** start of INFORMATION GIVEN **

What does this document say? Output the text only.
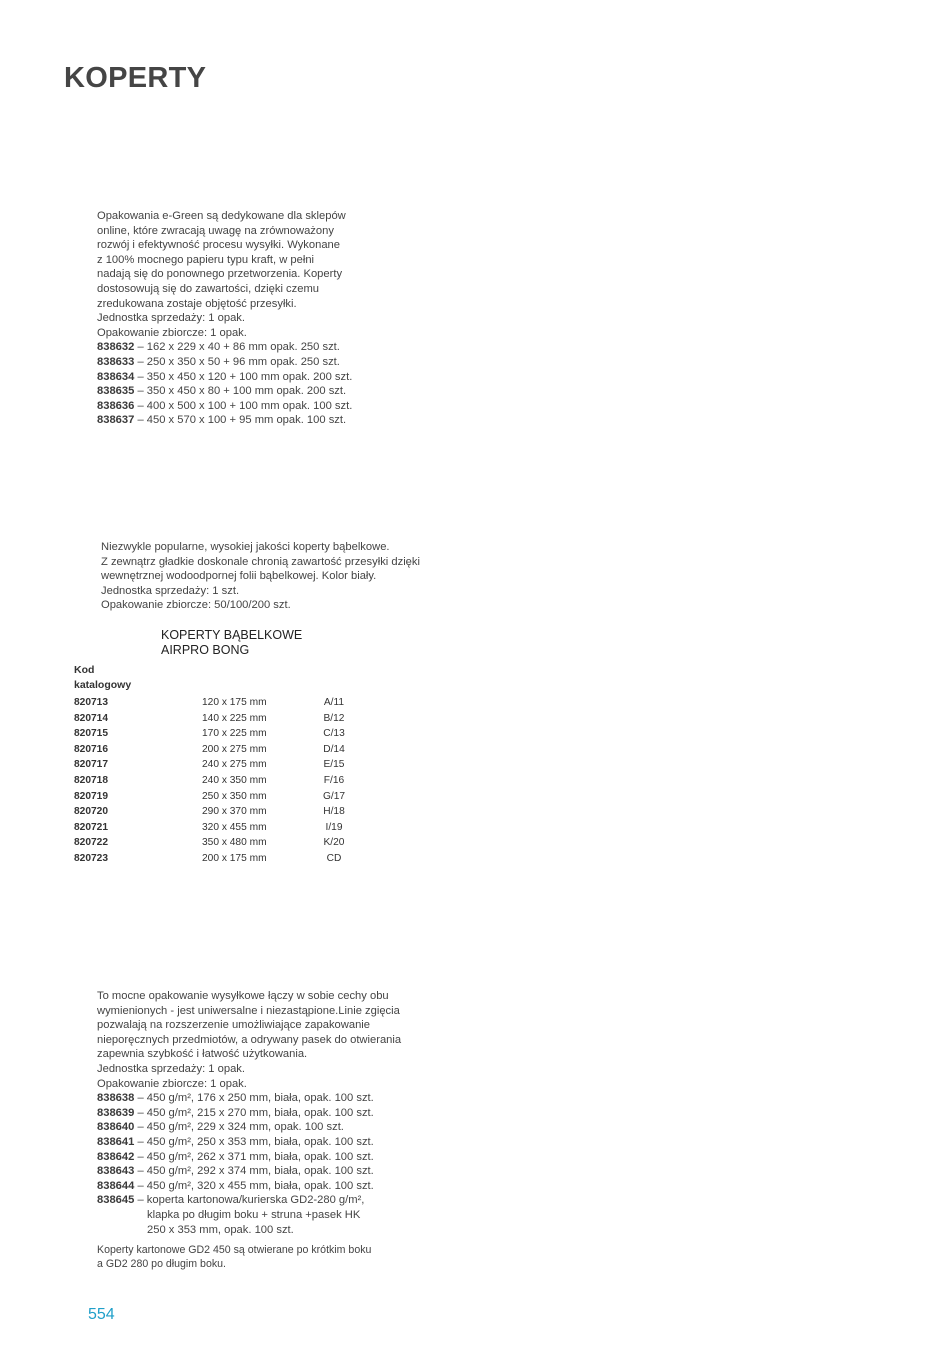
KOPERTY
Opakowania e-Green są dedykowane dla sklepów
online, które zwracają uwagę na zrównoważony
rozwój i efektywność procesu wysyłki. Wykonane
z 100% mocnego papieru typu kraft, w pełni
nadają się do ponownego przetworzenia. Koperty
dostosowują się do zawartości, dzięki czemu
zredukowana zostaje objętość przesyłki.
Jednostka sprzedaży: 1 opak.
Opakowanie zbiorcze: 1 opak.
838632 – 162 x 229 x 40 + 86 mm opak. 250 szt.
838633 – 250 x 350 x 50 + 96 mm opak. 250 szt.
838634 – 350 x 450 x 120 + 100 mm opak. 200 szt.
838635 – 350 x 450 x 80 + 100 mm opak. 200 szt.
838636 – 400 x 500 x 100 + 100 mm opak. 100 szt.
838637 – 450 x 570 x 100 + 95 mm opak. 100 szt.
Niezwykle popularne, wysokiej jakości koperty bąbelkowe.
Z zewnątrz gładkie doskonale chronią zawartość przesyłki dzięki
wewnętrznej wodoodpornej folii bąbelkowej. Kolor biały.
Jednostka sprzedaży: 1 szt.
Opakowanie zbiorcze: 50/100/200 szt.
KOPERTY BĄBELKOWE
AIRPRO BONG
Kod
katalogowy
820713	120 x 175 mm	A/11
820714	140 x 225 mm	B/12
820715	170 x 225 mm	C/13
820716	200 x 275 mm	D/14
820717	240 x 275 mm	E/15
820718	240 x 350 mm	F/16
820719	250 x 350 mm	G/17
820720	290 x 370 mm	H/18
820721	320 x 455 mm	I/19
820722	350 x 480 mm	K/20
820723	200 x 175 mm	CD
To mocne opakowanie wysyłkowe łączy w sobie cechy obu
wymienionych - jest uniwersalne i niezastąpione.Linie zgięcia
pozwalają na rozszerzenie umożliwiające zapakowanie
nieporęcznych przedmiotów, a odrywany pasek do otwierania
zapewnia szybkość i łatwość użytkowania.
Jednostka sprzedaży: 1 opak.
Opakowanie zbiorcze: 1 opak.
838638 – 450 g/m², 176 x 250 mm, biała, opak. 100 szt.
838639 – 450 g/m², 215 x 270 mm, biała, opak. 100 szt.
838640 – 450 g/m², 229 x 324 mm, opak. 100 szt.
838641 – 450 g/m², 250 x 353 mm, biała, opak. 100 szt.
838642 – 450 g/m², 262 x 371 mm, biała, opak. 100 szt.
838643 – 450 g/m², 292 x 374 mm, biała, opak. 100 szt.
838644 – 450 g/m², 320 x 455 mm, biała, opak. 100 szt.
838645 – koperta kartonowa/kurierska GD2-280 g/m²,
klapka po długim boku + struna +pasek HK
250 x 353 mm, opak. 100 szt.
Koperty kartonowe GD2 450 są otwierane po krótkim boku
a GD2 280 po długim boku.
554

** end of INFORMATION GIVEN **

### REQUIREMENT
Copy out the entries verbatim and leave the images out.

### FULL OUTPUT
What does this document say? Output the text only.
KOPERTY
Opakowania e-Green są dedykowane dla sklepów
online, które zwracają uwagę na zrównoważony
rozwój i efektywność procesu wysyłki. Wykonane
z 100% mocnego papieru typu kraft, w pełni
nadają się do ponownego przetworzenia. Koperty
dostosowują się do zawartości, dzięki czemu
zredukowana zostaje objętość przesyłki.
Jednostka sprzedaży: 1 opak.
Opakowanie zbiorcze: 1 opak.
838632 – 162 x 229 x 40 + 86 mm opak. 250 szt.
838633 – 250 x 350 x 50 + 96 mm opak. 250 szt.
838634 – 350 x 450 x 120 + 100 mm opak. 200 szt.
838635 – 350 x 450 x 80 + 100 mm opak. 200 szt.
838636 – 400 x 500 x 100 + 100 mm opak. 100 szt.
838637 – 450 x 570 x 100 + 95 mm opak. 100 szt.
Niezwykle popularne, wysokiej jakości koperty bąbelkowe.
Z zewnątrz gładkie doskonale chronią zawartość przesyłki dzięki
wewnętrznej wodoodpornej folii bąbelkowej. Kolor biały.
Jednostka sprzedaży: 1 szt.
Opakowanie zbiorcze: 50/100/200 szt.
KOPERTY BĄBELKOWE
AIRPRO BONG
Kod
katalogowy
820713	120 x 175 mm	A/11
820714	140 x 225 mm	B/12
820715	170 x 225 mm	C/13
820716	200 x 275 mm	D/14
820717	240 x 275 mm	E/15
820718	240 x 350 mm	F/16
820719	250 x 350 mm	G/17
820720	290 x 370 mm	H/18
820721	320 x 455 mm	I/19
820722	350 x 480 mm	K/20
820723	200 x 175 mm	CD
To mocne opakowanie wysyłkowe łączy w sobie cechy obu
wymienionych - jest uniwersalne i niezastąpione.Linie zgięcia
pozwalają na rozszerzenie umożliwiające zapakowanie
nieporęcznych przedmiotów, a odrywany pasek do otwierania
zapewnia szybkość i łatwość użytkowania.
Jednostka sprzedaży: 1 opak.
Opakowanie zbiorcze: 1 opak.
838638 – 450 g/m², 176 x 250 mm, biała, opak. 100 szt.
838639 – 450 g/m², 215 x 270 mm, biała, opak. 100 szt.
838640 – 450 g/m², 229 x 324 mm, opak. 100 szt.
838641 – 450 g/m², 250 x 353 mm, biała, opak. 100 szt.
838642 – 450 g/m², 262 x 371 mm, biała, opak. 100 szt.
838643 – 450 g/m², 292 x 374 mm, biała, opak. 100 szt.
838644 – 450 g/m², 320 x 455 mm, biała, opak. 100 szt.
838645 – koperta kartonowa/kurierska GD2-280 g/m²,
klapka po długim boku + struna +pasek HK
250 x 353 mm, opak. 100 szt.
Koperty kartonowe GD2 450 są otwierane po krótkim boku
a GD2 280 po długim boku.
554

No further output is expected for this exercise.